Stored entries
******
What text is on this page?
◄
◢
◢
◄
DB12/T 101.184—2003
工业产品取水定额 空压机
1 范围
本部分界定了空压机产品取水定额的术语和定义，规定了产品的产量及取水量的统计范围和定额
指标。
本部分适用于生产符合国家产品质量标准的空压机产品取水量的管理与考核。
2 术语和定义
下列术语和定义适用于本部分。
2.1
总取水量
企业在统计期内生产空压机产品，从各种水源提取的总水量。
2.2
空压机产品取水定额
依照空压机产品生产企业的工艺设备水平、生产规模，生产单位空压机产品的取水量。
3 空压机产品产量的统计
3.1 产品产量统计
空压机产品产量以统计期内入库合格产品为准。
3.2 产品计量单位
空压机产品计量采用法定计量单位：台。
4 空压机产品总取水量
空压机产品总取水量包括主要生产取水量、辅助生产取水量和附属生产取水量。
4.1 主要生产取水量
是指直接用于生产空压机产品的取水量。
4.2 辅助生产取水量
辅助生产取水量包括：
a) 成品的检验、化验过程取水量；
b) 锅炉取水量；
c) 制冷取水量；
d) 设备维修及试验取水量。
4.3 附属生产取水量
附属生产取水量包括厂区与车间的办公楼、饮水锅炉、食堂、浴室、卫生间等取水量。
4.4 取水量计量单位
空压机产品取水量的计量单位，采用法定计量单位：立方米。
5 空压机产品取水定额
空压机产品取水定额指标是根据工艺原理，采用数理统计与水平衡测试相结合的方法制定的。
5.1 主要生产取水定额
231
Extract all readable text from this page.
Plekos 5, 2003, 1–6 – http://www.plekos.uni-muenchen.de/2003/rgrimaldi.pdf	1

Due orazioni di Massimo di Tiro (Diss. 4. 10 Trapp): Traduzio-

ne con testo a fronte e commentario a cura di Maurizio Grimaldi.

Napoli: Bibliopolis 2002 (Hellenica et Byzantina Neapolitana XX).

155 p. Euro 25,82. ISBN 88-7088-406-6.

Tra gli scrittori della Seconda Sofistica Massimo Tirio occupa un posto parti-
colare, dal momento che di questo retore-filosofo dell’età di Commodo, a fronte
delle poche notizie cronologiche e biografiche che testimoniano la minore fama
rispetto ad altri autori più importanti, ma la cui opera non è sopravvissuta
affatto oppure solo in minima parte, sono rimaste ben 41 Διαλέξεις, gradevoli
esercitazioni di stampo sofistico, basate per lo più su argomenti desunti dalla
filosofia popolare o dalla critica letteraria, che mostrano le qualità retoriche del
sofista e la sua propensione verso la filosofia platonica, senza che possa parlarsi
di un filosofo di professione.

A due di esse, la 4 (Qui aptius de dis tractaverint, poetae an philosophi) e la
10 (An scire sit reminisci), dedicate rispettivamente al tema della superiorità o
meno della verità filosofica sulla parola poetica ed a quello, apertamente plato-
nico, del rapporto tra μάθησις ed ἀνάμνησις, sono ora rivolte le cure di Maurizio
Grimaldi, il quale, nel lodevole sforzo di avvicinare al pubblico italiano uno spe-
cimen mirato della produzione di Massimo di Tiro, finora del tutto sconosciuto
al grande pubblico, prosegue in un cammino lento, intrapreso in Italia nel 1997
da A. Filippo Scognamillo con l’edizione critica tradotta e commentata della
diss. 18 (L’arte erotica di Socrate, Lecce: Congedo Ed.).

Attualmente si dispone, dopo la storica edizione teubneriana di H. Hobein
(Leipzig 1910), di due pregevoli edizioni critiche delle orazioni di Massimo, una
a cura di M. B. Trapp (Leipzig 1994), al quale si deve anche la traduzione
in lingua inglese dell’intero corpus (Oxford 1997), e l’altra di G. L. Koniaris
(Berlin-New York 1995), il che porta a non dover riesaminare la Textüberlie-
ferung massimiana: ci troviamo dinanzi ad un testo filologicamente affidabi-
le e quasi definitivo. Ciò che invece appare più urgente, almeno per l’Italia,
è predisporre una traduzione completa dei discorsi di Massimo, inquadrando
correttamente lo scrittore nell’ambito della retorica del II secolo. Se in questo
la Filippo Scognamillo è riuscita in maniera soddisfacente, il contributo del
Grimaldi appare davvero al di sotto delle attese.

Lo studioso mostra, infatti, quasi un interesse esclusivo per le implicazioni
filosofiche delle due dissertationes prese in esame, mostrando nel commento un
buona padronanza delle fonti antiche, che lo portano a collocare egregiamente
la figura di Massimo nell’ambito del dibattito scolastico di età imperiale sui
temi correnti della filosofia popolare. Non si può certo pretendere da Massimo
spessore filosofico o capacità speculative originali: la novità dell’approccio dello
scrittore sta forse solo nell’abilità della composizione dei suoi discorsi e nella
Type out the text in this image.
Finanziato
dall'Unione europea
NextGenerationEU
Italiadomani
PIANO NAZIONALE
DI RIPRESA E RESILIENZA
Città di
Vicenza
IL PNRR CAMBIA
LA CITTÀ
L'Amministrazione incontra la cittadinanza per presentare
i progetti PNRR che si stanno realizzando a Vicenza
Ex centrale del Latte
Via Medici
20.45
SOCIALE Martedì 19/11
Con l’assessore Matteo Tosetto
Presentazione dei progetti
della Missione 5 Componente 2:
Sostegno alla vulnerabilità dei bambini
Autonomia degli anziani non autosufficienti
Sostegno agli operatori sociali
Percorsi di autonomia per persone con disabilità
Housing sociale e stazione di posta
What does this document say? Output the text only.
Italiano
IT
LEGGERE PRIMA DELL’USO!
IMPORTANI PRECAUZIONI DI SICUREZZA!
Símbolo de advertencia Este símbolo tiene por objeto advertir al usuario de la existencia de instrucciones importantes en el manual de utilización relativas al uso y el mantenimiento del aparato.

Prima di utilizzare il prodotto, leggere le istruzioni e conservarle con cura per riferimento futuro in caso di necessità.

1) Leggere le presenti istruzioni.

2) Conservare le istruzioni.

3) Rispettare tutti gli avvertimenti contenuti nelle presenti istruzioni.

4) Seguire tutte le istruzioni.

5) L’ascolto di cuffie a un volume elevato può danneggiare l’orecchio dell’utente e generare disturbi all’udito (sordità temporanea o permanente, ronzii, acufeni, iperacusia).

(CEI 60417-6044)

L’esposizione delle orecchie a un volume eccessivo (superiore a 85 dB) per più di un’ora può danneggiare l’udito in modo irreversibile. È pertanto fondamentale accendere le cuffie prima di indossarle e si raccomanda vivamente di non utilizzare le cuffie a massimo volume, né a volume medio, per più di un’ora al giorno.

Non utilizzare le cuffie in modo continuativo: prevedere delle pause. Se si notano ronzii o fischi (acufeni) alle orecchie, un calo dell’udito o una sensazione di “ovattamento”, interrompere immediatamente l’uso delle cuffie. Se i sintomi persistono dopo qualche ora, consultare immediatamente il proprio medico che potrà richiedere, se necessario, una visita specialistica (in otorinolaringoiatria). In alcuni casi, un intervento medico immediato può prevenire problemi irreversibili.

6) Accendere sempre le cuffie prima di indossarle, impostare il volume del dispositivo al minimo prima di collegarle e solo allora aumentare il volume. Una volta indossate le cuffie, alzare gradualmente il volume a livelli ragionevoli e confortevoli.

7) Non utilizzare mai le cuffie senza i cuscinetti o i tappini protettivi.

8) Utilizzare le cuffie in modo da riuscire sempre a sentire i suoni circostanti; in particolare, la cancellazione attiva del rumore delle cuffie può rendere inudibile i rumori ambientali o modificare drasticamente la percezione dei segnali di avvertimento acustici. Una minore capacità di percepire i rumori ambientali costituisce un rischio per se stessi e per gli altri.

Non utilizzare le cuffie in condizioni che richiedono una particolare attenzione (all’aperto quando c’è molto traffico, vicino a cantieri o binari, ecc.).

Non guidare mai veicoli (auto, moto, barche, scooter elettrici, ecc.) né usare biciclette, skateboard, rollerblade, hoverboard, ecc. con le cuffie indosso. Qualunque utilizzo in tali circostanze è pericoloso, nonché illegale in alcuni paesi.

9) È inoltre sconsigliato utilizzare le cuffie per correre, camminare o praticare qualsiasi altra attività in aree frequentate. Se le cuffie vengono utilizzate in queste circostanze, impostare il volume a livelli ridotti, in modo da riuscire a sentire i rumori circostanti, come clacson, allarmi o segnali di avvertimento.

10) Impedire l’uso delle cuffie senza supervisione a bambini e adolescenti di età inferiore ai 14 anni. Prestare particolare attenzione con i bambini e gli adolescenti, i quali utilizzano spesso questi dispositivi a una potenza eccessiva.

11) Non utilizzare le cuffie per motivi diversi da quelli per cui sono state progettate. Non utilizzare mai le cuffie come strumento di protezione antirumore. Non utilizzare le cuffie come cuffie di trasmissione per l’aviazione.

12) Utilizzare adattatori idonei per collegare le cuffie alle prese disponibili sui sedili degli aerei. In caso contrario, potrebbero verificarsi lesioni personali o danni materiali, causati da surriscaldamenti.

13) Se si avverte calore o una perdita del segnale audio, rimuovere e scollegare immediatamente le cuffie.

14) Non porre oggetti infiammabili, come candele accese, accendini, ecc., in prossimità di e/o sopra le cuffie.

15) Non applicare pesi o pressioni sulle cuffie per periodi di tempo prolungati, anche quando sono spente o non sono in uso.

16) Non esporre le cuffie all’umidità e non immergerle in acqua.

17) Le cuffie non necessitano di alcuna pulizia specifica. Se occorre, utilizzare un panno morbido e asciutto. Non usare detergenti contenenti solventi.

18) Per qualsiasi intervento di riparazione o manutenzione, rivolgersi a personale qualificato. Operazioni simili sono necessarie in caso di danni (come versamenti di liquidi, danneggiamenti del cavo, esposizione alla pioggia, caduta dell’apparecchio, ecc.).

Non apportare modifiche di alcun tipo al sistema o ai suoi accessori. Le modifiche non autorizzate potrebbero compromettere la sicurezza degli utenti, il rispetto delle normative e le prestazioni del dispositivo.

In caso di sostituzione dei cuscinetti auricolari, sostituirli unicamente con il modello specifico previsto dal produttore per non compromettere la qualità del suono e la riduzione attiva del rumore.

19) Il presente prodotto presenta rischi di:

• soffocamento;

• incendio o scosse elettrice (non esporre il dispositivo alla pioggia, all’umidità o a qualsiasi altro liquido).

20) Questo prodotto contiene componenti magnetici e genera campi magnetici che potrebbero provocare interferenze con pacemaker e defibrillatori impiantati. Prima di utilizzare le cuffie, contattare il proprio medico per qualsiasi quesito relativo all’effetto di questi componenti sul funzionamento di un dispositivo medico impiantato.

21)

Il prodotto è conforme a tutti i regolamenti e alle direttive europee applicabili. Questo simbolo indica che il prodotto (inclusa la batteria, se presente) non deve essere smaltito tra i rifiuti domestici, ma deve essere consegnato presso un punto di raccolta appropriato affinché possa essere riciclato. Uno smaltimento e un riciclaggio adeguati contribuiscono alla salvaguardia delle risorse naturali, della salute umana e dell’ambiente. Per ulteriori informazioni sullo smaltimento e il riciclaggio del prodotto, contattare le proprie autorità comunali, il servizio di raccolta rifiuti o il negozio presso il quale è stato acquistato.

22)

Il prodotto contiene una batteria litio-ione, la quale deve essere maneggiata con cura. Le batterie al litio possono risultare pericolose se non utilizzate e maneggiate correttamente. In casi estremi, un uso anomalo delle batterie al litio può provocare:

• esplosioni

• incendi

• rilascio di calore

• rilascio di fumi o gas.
******
WHAT IS NEEDED: Select every line in the material above where the string "solo" occurs, and copy it.

OUTPUT OF THE TASK:
affatto oppure solo in minima parte, sono rimaste ben 41 Διαλέξεις, gradevoli
scrittore sta forse solo nell’abilità della composizione dei suoi discorsi e nella
6) Accendere sempre le cuffie prima di indossarle, impostare il volume del dispositivo al minimo prima di collegarle e solo allora aumentare il volume. Una volta indossate le cuffie, alzare gradualmente il volume a livelli ragionevoli e confortevoli.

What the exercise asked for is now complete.